Collected data entries:
>> START

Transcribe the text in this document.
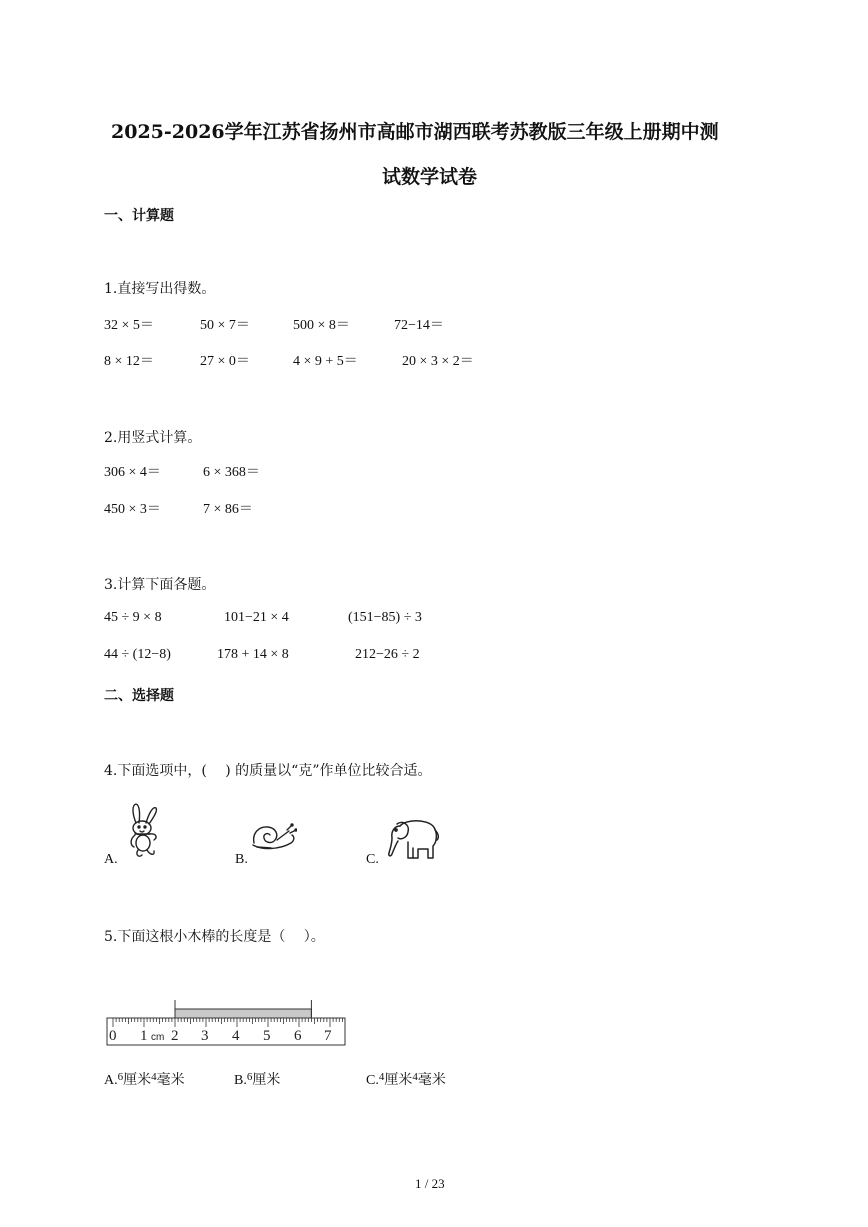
2025-2026学年江苏省扬州市高邮市湖西联考苏教版三年级上册期中测
试数学试卷
一、计算题
1.直接写出得数。
32 × 5＝	50 × 7＝	500 × 8＝	72−14＝
8 × 12＝	27 × 0＝	4 × 9 + 5＝	20 × 3 × 2＝
2.用竖式计算。
306 × 4＝	6 × 368＝
450 × 3＝	7 × 86＝
3.计算下面各题。
45 ÷ 9 × 8	101−21 × 4	(151−85) ÷ 3
44 ÷ (12−8)	178 + 14 × 8	212−26 ÷ 2
二、选择题
4.下面选项中，(　 ) 的质量以“克”作单位比较合适。
A.	B.	C.
5.下面这根小木棒的长度是（　 ）。
0 1 cm 2 3 4 5 6 7
A.$^6$厘米$^4$毫米	B.$^6$厘米	C.$^4$厘米$^4$毫米
1 / 23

>> END

• _Directive_
Copy out all the data exactly; skip the pictures.

• _Solution to the problem_
Transcribe the text in this document.
2025-2026学年江苏省扬州市高邮市湖西联考苏教版三年级上册期中测
试数学试卷
一、计算题
1.直接写出得数。
32 × 5＝	50 × 7＝	500 × 8＝	72−14＝
8 × 12＝	27 × 0＝	4 × 9 + 5＝	20 × 3 × 2＝
2.用竖式计算。
306 × 4＝	6 × 368＝
450 × 3＝	7 × 86＝
3.计算下面各题。
45 ÷ 9 × 8	101−21 × 4	(151−85) ÷ 3
44 ÷ (12−8)	178 + 14 × 8	212−26 ÷ 2
二、选择题
4.下面选项中，(　 ) 的质量以“克”作单位比较合适。
A.	B.	C.
5.下面这根小木棒的长度是（　 ）。
0 1 cm 2 3 4 5 6 7
A.$^6$厘米$^4$毫米	B.$^6$厘米	C.$^4$厘米$^4$毫米
1 / 23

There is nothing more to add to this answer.